Material supplied
◇ ◇ ◇ ◇ ◇ ◇ ◇
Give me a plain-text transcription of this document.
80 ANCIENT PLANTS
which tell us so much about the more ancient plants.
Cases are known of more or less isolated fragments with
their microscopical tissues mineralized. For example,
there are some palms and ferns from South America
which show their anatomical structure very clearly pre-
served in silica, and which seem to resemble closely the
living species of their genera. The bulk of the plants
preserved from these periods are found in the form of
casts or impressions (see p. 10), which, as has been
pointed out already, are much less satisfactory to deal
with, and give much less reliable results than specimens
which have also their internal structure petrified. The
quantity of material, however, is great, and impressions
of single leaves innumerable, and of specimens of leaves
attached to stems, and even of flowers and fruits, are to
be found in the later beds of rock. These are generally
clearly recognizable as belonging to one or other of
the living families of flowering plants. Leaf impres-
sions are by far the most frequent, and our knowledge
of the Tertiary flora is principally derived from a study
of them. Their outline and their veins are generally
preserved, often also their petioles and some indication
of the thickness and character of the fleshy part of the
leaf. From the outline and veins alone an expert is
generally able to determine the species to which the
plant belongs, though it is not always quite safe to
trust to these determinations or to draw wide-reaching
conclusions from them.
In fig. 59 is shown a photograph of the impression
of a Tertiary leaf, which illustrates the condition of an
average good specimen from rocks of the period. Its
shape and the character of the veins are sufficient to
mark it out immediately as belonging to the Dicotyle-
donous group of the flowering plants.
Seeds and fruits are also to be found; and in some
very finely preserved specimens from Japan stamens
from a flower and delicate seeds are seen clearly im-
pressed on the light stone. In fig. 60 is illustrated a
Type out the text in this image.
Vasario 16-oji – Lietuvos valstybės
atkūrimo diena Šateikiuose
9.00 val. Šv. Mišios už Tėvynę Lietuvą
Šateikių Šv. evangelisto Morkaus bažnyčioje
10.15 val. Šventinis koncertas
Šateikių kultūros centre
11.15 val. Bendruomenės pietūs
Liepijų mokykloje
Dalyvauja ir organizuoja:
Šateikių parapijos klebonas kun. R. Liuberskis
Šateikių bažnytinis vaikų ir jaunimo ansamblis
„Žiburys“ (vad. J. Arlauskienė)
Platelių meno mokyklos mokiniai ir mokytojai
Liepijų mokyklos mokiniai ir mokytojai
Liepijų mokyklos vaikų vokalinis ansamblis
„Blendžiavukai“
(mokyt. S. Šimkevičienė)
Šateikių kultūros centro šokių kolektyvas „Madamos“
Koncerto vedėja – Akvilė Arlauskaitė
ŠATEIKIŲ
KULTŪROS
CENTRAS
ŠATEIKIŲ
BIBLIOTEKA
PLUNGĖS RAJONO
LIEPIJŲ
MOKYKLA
◇ ◇ ◇ ◇ ◇ ◇ ◇
Problem
Retype the entries one by one, exactly.

Task output
Give me a plain-text transcription of this document.
80 ANCIENT PLANTS
which tell us so much about the more ancient plants.
Cases are known of more or less isolated fragments with
their microscopical tissues mineralized. For example,
there are some palms and ferns from South America
which show their anatomical structure very clearly pre-
served in silica, and which seem to resemble closely the
living species of their genera. The bulk of the plants
preserved from these periods are found in the form of
casts or impressions (see p. 10), which, as has been
pointed out already, are much less satisfactory to deal
with, and give much less reliable results than specimens
which have also their internal structure petrified. The
quantity of material, however, is great, and impressions
of single leaves innumerable, and of specimens of leaves
attached to stems, and even of flowers and fruits, are to
be found in the later beds of rock. These are generally
clearly recognizable as belonging to one or other of
the living families of flowering plants. Leaf impres-
sions are by far the most frequent, and our knowledge
of the Tertiary flora is principally derived from a study
of them. Their outline and their veins are generally
preserved, often also their petioles and some indication
of the thickness and character of the fleshy part of the
leaf. From the outline and veins alone an expert is
generally able to determine the species to which the
plant belongs, though it is not always quite safe to
trust to these determinations or to draw wide-reaching
conclusions from them.
In fig. 59 is shown a photograph of the impression
of a Tertiary leaf, which illustrates the condition of an
average good specimen from rocks of the period. Its
shape and the character of the veins are sufficient to
mark it out immediately as belonging to the Dicotyle-
donous group of the flowering plants.
Seeds and fruits are also to be found; and in some
very finely preserved specimens from Japan stamens
from a flower and delicate seeds are seen clearly im-
pressed on the light stone. In fig. 60 is illustrated a
Type out the text in this image.
Vasario 16-oji – Lietuvos valstybės
atkūrimo diena Šateikiuose
9.00 val. Šv. Mišios už Tėvynę Lietuvą
Šateikių Šv. evangelisto Morkaus bažnyčioje
10.15 val. Šventinis koncertas
Šateikių kultūros centre
11.15 val. Bendruomenės pietūs
Liepijų mokykloje
Dalyvauja ir organizuoja:
Šateikių parapijos klebonas kun. R. Liuberskis
Šateikių bažnytinis vaikų ir jaunimo ansamblis
„Žiburys“ (vad. J. Arlauskienė)
Platelių meno mokyklos mokiniai ir mokytojai
Liepijų mokyklos mokiniai ir mokytojai
Liepijų mokyklos vaikų vokalinis ansamblis
„Blendžiavukai“
(mokyt. S. Šimkevičienė)
Šateikių kultūros centro šokių kolektyvas „Madamos“
Koncerto vedėja – Akvilė Arlauskaitė
ŠATEIKIŲ
KULTŪROS
CENTRAS
ŠATEIKIŲ
BIBLIOTEKA
PLUNGĖS RAJONO
LIEPIJŲ
MOKYKLA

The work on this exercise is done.